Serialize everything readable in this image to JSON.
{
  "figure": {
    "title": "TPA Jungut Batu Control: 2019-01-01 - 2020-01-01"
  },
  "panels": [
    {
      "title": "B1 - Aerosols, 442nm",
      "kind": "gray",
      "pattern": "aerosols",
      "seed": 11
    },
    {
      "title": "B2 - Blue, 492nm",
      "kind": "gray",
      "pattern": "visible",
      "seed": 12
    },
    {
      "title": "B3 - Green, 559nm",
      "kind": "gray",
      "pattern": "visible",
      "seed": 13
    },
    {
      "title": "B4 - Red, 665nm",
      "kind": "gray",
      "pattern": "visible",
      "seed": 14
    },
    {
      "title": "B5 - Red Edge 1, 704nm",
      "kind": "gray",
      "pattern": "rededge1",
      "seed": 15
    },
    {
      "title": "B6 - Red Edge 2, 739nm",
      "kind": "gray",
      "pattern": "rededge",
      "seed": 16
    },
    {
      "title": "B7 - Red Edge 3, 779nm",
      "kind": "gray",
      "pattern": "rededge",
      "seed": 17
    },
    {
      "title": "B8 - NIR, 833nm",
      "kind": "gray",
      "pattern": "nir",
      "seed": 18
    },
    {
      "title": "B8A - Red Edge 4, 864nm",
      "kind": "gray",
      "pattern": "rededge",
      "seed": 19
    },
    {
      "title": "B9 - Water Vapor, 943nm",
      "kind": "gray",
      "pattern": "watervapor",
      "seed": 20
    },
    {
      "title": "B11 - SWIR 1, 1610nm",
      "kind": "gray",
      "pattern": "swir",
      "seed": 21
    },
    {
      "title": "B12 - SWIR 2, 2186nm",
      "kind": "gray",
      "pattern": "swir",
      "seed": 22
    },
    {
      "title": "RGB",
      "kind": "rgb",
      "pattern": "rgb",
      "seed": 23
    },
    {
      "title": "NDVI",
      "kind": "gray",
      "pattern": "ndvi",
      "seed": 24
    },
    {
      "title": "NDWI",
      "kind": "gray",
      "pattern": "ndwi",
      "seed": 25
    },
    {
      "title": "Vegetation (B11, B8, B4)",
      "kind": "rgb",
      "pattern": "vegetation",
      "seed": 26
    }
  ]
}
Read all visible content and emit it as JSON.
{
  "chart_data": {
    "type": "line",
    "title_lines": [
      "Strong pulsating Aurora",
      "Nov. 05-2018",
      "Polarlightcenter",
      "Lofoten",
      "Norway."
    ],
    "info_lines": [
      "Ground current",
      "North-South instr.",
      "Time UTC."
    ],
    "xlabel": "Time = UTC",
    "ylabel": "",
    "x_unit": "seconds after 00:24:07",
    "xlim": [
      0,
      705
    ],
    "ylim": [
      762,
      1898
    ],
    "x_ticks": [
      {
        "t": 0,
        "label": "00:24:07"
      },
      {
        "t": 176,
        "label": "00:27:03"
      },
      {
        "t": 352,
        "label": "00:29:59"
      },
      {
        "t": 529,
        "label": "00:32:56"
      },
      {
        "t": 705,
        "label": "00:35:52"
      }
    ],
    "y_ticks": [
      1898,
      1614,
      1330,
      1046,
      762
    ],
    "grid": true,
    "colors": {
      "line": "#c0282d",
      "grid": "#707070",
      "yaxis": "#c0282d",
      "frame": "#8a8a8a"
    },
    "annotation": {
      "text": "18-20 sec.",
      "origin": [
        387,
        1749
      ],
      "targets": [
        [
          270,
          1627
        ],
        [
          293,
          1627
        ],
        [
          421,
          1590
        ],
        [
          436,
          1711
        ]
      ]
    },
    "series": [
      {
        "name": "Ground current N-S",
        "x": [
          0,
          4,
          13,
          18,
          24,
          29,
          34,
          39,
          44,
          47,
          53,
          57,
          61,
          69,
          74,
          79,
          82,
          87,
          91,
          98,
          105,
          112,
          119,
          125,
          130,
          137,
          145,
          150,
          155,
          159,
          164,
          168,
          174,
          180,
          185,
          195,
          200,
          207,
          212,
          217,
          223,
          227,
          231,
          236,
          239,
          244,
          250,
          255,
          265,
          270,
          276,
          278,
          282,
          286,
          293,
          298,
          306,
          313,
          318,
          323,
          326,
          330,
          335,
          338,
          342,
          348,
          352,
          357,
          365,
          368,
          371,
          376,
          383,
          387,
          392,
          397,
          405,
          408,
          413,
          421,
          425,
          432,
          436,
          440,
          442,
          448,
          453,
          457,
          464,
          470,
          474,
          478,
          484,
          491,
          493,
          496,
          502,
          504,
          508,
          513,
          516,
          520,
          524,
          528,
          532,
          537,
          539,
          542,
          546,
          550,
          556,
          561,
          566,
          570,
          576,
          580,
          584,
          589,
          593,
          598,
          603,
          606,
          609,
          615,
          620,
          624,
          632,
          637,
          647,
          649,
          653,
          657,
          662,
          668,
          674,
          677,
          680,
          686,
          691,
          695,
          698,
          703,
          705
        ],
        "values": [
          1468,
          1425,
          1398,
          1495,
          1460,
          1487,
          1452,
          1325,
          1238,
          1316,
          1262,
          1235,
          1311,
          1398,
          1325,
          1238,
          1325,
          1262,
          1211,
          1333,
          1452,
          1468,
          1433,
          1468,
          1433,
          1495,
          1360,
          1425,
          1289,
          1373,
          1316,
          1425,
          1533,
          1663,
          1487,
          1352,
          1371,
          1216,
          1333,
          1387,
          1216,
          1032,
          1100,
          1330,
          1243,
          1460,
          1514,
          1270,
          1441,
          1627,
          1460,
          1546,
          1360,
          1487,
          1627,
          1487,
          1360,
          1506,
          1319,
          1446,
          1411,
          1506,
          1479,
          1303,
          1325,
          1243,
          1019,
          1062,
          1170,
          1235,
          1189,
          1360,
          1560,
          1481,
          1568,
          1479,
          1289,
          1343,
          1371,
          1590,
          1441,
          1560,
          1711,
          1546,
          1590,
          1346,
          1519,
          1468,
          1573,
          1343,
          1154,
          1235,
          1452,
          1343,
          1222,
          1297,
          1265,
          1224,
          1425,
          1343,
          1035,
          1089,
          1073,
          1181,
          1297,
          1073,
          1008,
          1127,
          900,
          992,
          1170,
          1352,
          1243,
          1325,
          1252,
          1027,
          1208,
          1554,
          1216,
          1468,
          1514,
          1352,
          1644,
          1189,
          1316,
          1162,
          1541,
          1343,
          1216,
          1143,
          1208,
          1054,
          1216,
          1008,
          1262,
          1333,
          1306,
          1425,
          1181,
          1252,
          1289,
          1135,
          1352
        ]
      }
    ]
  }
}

→ JOB
Using the entries above, please restate each one word for word.

→ REPLY TO THE TASK
Serialize everything readable in this image to JSON.
{
  "figure": {
    "title": "TPA Jungut Batu Control: 2019-01-01 - 2020-01-01"
  },
  "panels": [
    {
      "title": "B1 - Aerosols, 442nm",
      "kind": "gray",
      "pattern": "aerosols",
      "seed": 11
    },
    {
      "title": "B2 - Blue, 492nm",
      "kind": "gray",
      "pattern": "visible",
      "seed": 12
    },
    {
      "title": "B3 - Green, 559nm",
      "kind": "gray",
      "pattern": "visible",
      "seed": 13
    },
    {
      "title": "B4 - Red, 665nm",
      "kind": "gray",
      "pattern": "visible",
      "seed": 14
    },
    {
      "title": "B5 - Red Edge 1, 704nm",
      "kind": "gray",
      "pattern": "rededge1",
      "seed": 15
    },
    {
      "title": "B6 - Red Edge 2, 739nm",
      "kind": "gray",
      "pattern": "rededge",
      "seed": 16
    },
    {
      "title": "B7 - Red Edge 3, 779nm",
      "kind": "gray",
      "pattern": "rededge",
      "seed": 17
    },
    {
      "title": "B8 - NIR, 833nm",
      "kind": "gray",
      "pattern": "nir",
      "seed": 18
    },
    {
      "title": "B8A - Red Edge 4, 864nm",
      "kind": "gray",
      "pattern": "rededge",
      "seed": 19
    },
    {
      "title": "B9 - Water Vapor, 943nm",
      "kind": "gray",
      "pattern": "watervapor",
      "seed": 20
    },
    {
      "title": "B11 - SWIR 1, 1610nm",
      "kind": "gray",
      "pattern": "swir",
      "seed": 21
    },
    {
      "title": "B12 - SWIR 2, 2186nm",
      "kind": "gray",
      "pattern": "swir",
      "seed": 22
    },
    {
      "title": "RGB",
      "kind": "rgb",
      "pattern": "rgb",
      "seed": 23
    },
    {
      "title": "NDVI",
      "kind": "gray",
      "pattern": "ndvi",
      "seed": 24
    },
    {
      "title": "NDWI",
      "kind": "gray",
      "pattern": "ndwi",
      "seed": 25
    },
    {
      "title": "Vegetation (B11, B8, B4)",
      "kind": "rgb",
      "pattern": "vegetation",
      "seed": 26
    }
  ]
}
Read all visible content and emit it as JSON.
{
  "chart_data": {
    "type": "line",
    "title_lines": [
      "Strong pulsating Aurora",
      "Nov. 05-2018",
      "Polarlightcenter",
      "Lofoten",
      "Norway."
    ],
    "info_lines": [
      "Ground current",
      "North-South instr.",
      "Time UTC."
    ],
    "xlabel": "Time = UTC",
    "ylabel": "",
    "x_unit": "seconds after 00:24:07",
    "xlim": [
      0,
      705
    ],
    "ylim": [
      762,
      1898
    ],
    "x_ticks": [
      {
        "t": 0,
        "label": "00:24:07"
      },
      {
        "t": 176,
        "label": "00:27:03"
      },
      {
        "t": 352,
        "label": "00:29:59"
      },
      {
        "t": 529,
        "label": "00:32:56"
      },
      {
        "t": 705,
        "label": "00:35:52"
      }
    ],
    "y_ticks": [
      1898,
      1614,
      1330,
      1046,
      762
    ],
    "grid": true,
    "colors": {
      "line": "#c0282d",
      "grid": "#707070",
      "yaxis": "#c0282d",
      "frame": "#8a8a8a"
    },
    "annotation": {
      "text": "18-20 sec.",
      "origin": [
        387,
        1749
      ],
      "targets": [
        [
          270,
          1627
        ],
        [
          293,
          1627
        ],
        [
          421,
          1590
        ],
        [
          436,
          1711
        ]
      ]
    },
    "series": [
      {
        "name": "Ground current N-S",
        "x": [
          0,
          4,
          13,
          18,
          24,
          29,
          34,
          39,
          44,
          47,
          53,
          57,
          61,
          69,
          74,
          79,
          82,
          87,
          91,
          98,
          105,
          112,
          119,
          125,
          130,
          137,
          145,
          150,
          155,
          159,
          164,
          168,
          174,
          180,
          185,
          195,
          200,
          207,
          212,
          217,
          223,
          227,
          231,
          236,
          239,
          244,
          250,
          255,
          265,
          270,
          276,
          278,
          282,
          286,
          293,
          298,
          306,
          313,
          318,
          323,
          326,
          330,
          335,
          338,
          342,
          348,
          352,
          357,
          365,
          368,
          371,
          376,
          383,
          387,
          392,
          397,
          405,
          408,
          413,
          421,
          425,
          432,
          436,
          440,
          442,
          448,
          453,
          457,
          464,
          470,
          474,
          478,
          484,
          491,
          493,
          496,
          502,
          504,
          508,
          513,
          516,
          520,
          524,
          528,
          532,
          537,
          539,
          542,
          546,
          550,
          556,
          561,
          566,
          570,
          576,
          580,
          584,
          589,
          593,
          598,
          603,
          606,
          609,
          615,
          620,
          624,
          632,
          637,
          647,
          649,
          653,
          657,
          662,
          668,
          674,
          677,
          680,
          686,
          691,
          695,
          698,
          703,
          705
        ],
        "values": [
          1468,
          1425,
          1398,
          1495,
          1460,
          1487,
          1452,
          1325,
          1238,
          1316,
          1262,
          1235,
          1311,
          1398,
          1325,
          1238,
          1325,
          1262,
          1211,
          1333,
          1452,
          1468,
          1433,
          1468,
          1433,
          1495,
          1360,
          1425,
          1289,
          1373,
          1316,
          1425,
          1533,
          1663,
          1487,
          1352,
          1371,
          1216,
          1333,
          1387,
          1216,
          1032,
          1100,
          1330,
          1243,
          1460,
          1514,
          1270,
          1441,
          1627,
          1460,
          1546,
          1360,
          1487,
          1627,
          1487,
          1360,
          1506,
          1319,
          1446,
          1411,
          1506,
          1479,
          1303,
          1325,
          1243,
          1019,
          1062,
          1170,
          1235,
          1189,
          1360,
          1560,
          1481,
          1568,
          1479,
          1289,
          1343,
          1371,
          1590,
          1441,
          1560,
          1711,
          1546,
          1590,
          1346,
          1519,
          1468,
          1573,
          1343,
          1154,
          1235,
          1452,
          1343,
          1222,
          1297,
          1265,
          1224,
          1425,
          1343,
          1035,
          1089,
          1073,
          1181,
          1297,
          1073,
          1008,
          1127,
          900,
          992,
          1170,
          1352,
          1243,
          1325,
          1252,
          1027,
          1208,
          1554,
          1216,
          1468,
          1514,
          1352,
          1644,
          1189,
          1316,
          1162,
          1541,
          1343,
          1216,
          1143,
          1208,
          1054,
          1216,
          1008,
          1262,
          1333,
          1306,
          1425,
          1181,
          1252,
          1289,
          1135,
          1352
        ]
      }
    ]
  }
}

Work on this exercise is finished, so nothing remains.